WHAT YOU WILL DO: Find the string "قرآن" in the records. Copy every line it appears in.

(Data items)
- - - -

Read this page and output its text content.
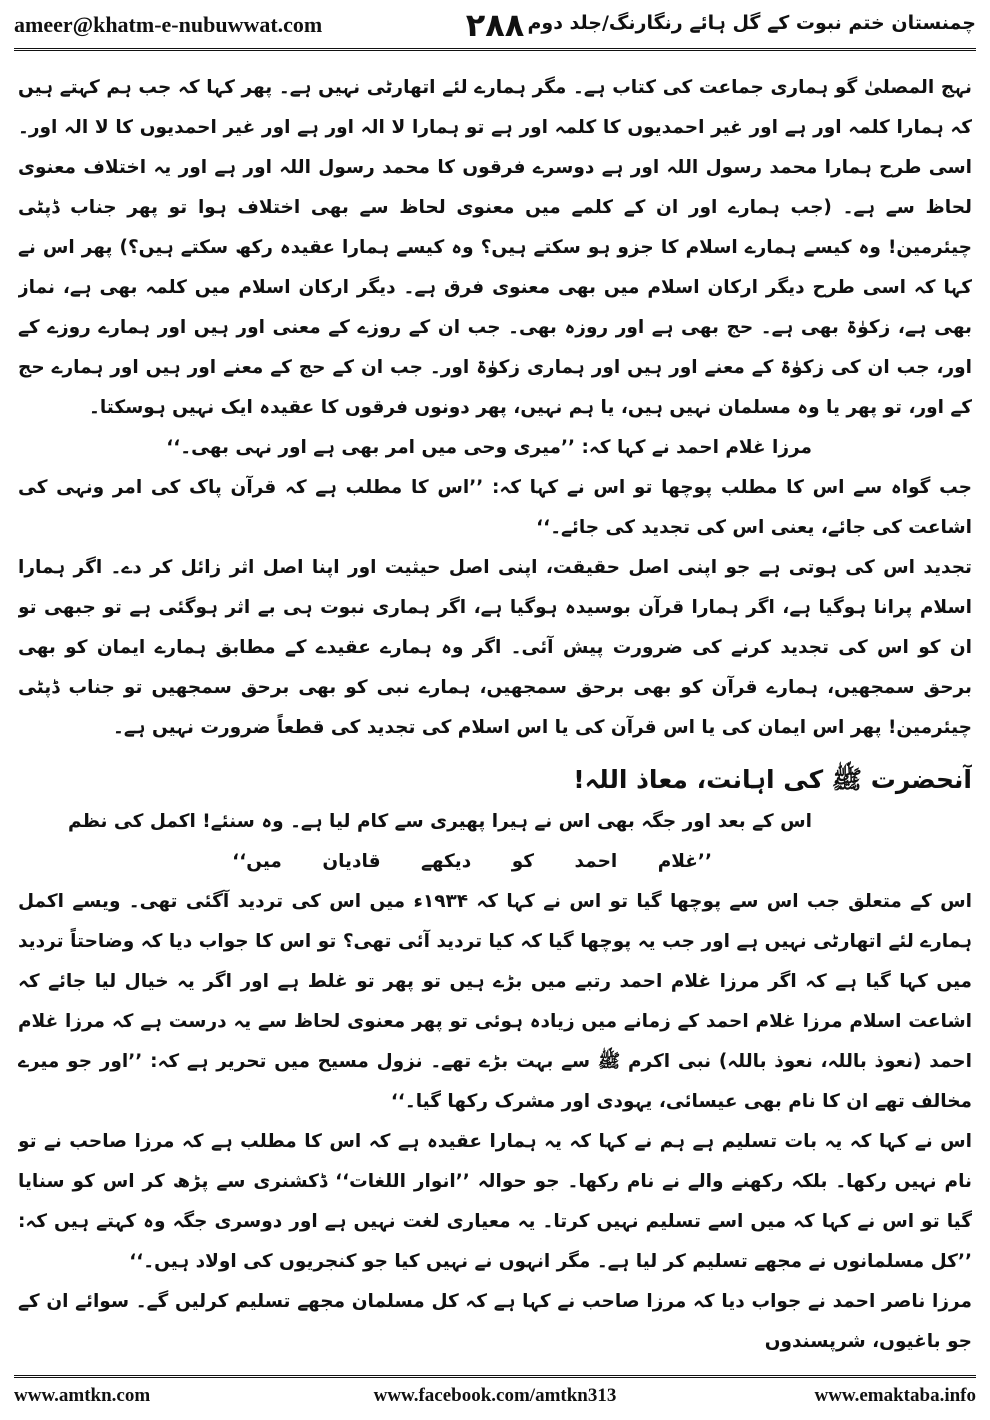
ameer@khatm-e-nubuwwat.com	۲۸۸ چمنستان ختم نبوت کے گل ہائے رنگارنگ/جلد دوم

نہج المصلیٰ گو ہماری جماعت کی کتاب ہے۔ مگر ہمارے لئے اتھارٹی نہیں ہے۔ پھر کہا کہ جب ہم کہتے ہیں کہ ہمارا کلمہ اور ہے اور غیر احمدیوں کا کلمہ اور ہے تو ہمارا لا الہ اور ہے اور غیر احمدیوں کا لا الہ اور۔ اسی طرح ہمارا محمد رسول اللہ اور ہے دوسرے فرقوں کا محمد رسول اللہ اور ہے اور یہ اختلاف معنوی لحاظ سے ہے۔ (جب ہمارے اور ان کے کلمے میں معنوی لحاظ سے بھی اختلاف ہوا تو پھر جناب ڈپٹی چیئرمین! وہ کیسے ہمارے اسلام کا جزو ہو سکتے ہیں؟ وہ کیسے ہمارا عقیدہ رکھ سکتے ہیں؟) پھر اس نے کہا کہ اسی طرح دیگر ارکان اسلام میں بھی معنوی فرق ہے۔ دیگر ارکان اسلام میں کلمہ بھی ہے، نماز بھی ہے، زکوٰۃ بھی ہے۔ حج بھی ہے اور روزہ بھی۔ جب ان کے روزے کے معنی اور ہیں اور ہمارے روزے کے اور، جب ان کی زکوٰۃ کے معنے اور ہیں اور ہماری زکوٰۃ اور۔ جب ان کے حج کے معنے اور ہیں اور ہمارے حج کے اور، تو پھر یا وہ مسلمان نہیں ہیں، یا ہم نہیں، پھر دونوں فرقوں کا عقیدہ ایک نہیں ہوسکتا۔

مرزا غلام احمد نے کہا کہ: ’’میری وحی میں امر بھی ہے اور نہی بھی۔‘‘

جب گواہ سے اس کا مطلب پوچھا تو اس نے کہا کہ: ’’اس کا مطلب ہے کہ قرآن پاک کی امر ونہی کی اشاعت کی جائے، یعنی اس کی تجدید کی جائے۔‘‘

تجدید اس کی ہوتی ہے جو اپنی اصل حقیقت، اپنی اصل حیثیت اور اپنا اصل اثر زائل کر دے۔ اگر ہمارا اسلام پرانا ہوگیا ہے، اگر ہمارا قرآن بوسیدہ ہوگیا ہے، اگر ہماری نبوت ہی بے اثر ہوگئی ہے تو جبھی تو ان کو اس کی تجدید کرنے کی ضرورت پیش آئی۔ اگر وہ ہمارے عقیدے کے مطابق ہمارے ایمان کو بھی برحق سمجھیں، ہمارے قرآن کو بھی برحق سمجھیں، ہمارے نبی کو بھی برحق سمجھیں تو جناب ڈپٹی چیئرمین! پھر اس ایمان کی یا اس قرآن کی یا اس اسلام کی تجدید کی قطعاً ضرورت نہیں ہے۔

آنحضرت ﷺ کی اہانت، معاذ اللہ!

اس کے بعد اور جگہ بھی اس نے ہیرا پھیری سے کام لیا ہے۔ وہ سنئے! اکمل کی نظم

’’غلام احمد کو دیکھے قادیان میں‘‘

اس کے متعلق جب اس سے پوچھا گیا تو اس نے کہا کہ ۱۹۳۴ء میں اس کی تردید آگئی تھی۔ ویسے اکمل ہمارے لئے اتھارٹی نہیں ہے اور جب یہ پوچھا گیا کہ کیا تردید آئی تھی؟ تو اس کا جواب دیا کہ وضاحتاً تردید میں کہا گیا ہے کہ اگر مرزا غلام احمد رتبے میں بڑے ہیں تو پھر تو غلط ہے اور اگر یہ خیال لیا جائے کہ اشاعت اسلام مرزا غلام احمد کے زمانے میں زیادہ ہوئی تو پھر معنوی لحاظ سے یہ درست ہے کہ مرزا غلام احمد (نعوذ باللہ، نعوذ باللہ) نبی اکرم ﷺ سے بہت بڑے تھے۔ نزول مسیح میں تحریر ہے کہ: ’’اور جو میرے مخالف تھے ان کا نام بھی عیسائی، یہودی اور مشرک رکھا گیا۔‘‘

اس نے کہا کہ یہ بات تسلیم ہے ہم نے کہا کہ یہ ہمارا عقیدہ ہے کہ اس کا مطلب ہے کہ مرزا صاحب نے تو نام نہیں رکھا۔ بلکہ رکھنے والے نے نام رکھا۔ جو حوالہ ’’انوار اللغات‘‘ ڈکشنری سے پڑھ کر اس کو سنایا گیا تو اس نے کہا کہ میں اسے تسلیم نہیں کرتا۔ یہ معیاری لغت نہیں ہے اور دوسری جگہ وہ کہتے ہیں کہ: ’’کل مسلمانوں نے مجھے تسلیم کر لیا ہے۔ مگر انہوں نے نہیں کیا جو کنجریوں کی اولاد ہیں۔‘‘

مرزا ناصر احمد نے جواب دیا کہ مرزا صاحب نے کہا ہے کہ کل مسلمان مجھے تسلیم کرلیں گے۔ سوائے ان کے جو باغیوں، شرپسندوں

www.amtkn.com	www.facebook.com/amtkn313	www.emaktaba.info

- - - -

THE ANSWER:
جب گواہ سے اس کا مطلب پوچھا تو اس نے کہا کہ: ’’اس کا مطلب ہے کہ قرآن پاک کی امر ونہی کی اشاعت کی جائے، یعنی اس کی تجدید کی جائے۔‘‘
تجدید اس کی ہوتی ہے جو اپنی اصل حقیقت، اپنی اصل حیثیت اور اپنا اصل اثر زائل کر دے۔ اگر ہمارا اسلام پرانا ہوگیا ہے، اگر ہمارا قرآن بوسیدہ ہوگیا ہے، اگر ہماری نبوت ہی بے اثر ہوگئی ہے تو جبھی تو ان کو اس کی تجدید کرنے کی ضرورت پیش آئی۔ اگر وہ ہمارے عقیدے کے مطابق ہمارے ایمان کو بھی برحق سمجھیں، ہمارے قرآن کو بھی برحق سمجھیں، ہمارے نبی کو بھی برحق سمجھیں تو جناب ڈپٹی چیئرمین! پھر اس ایمان کی یا اس قرآن کی یا اس اسلام کی تجدید کی قطعاً ضرورت نہیں ہے۔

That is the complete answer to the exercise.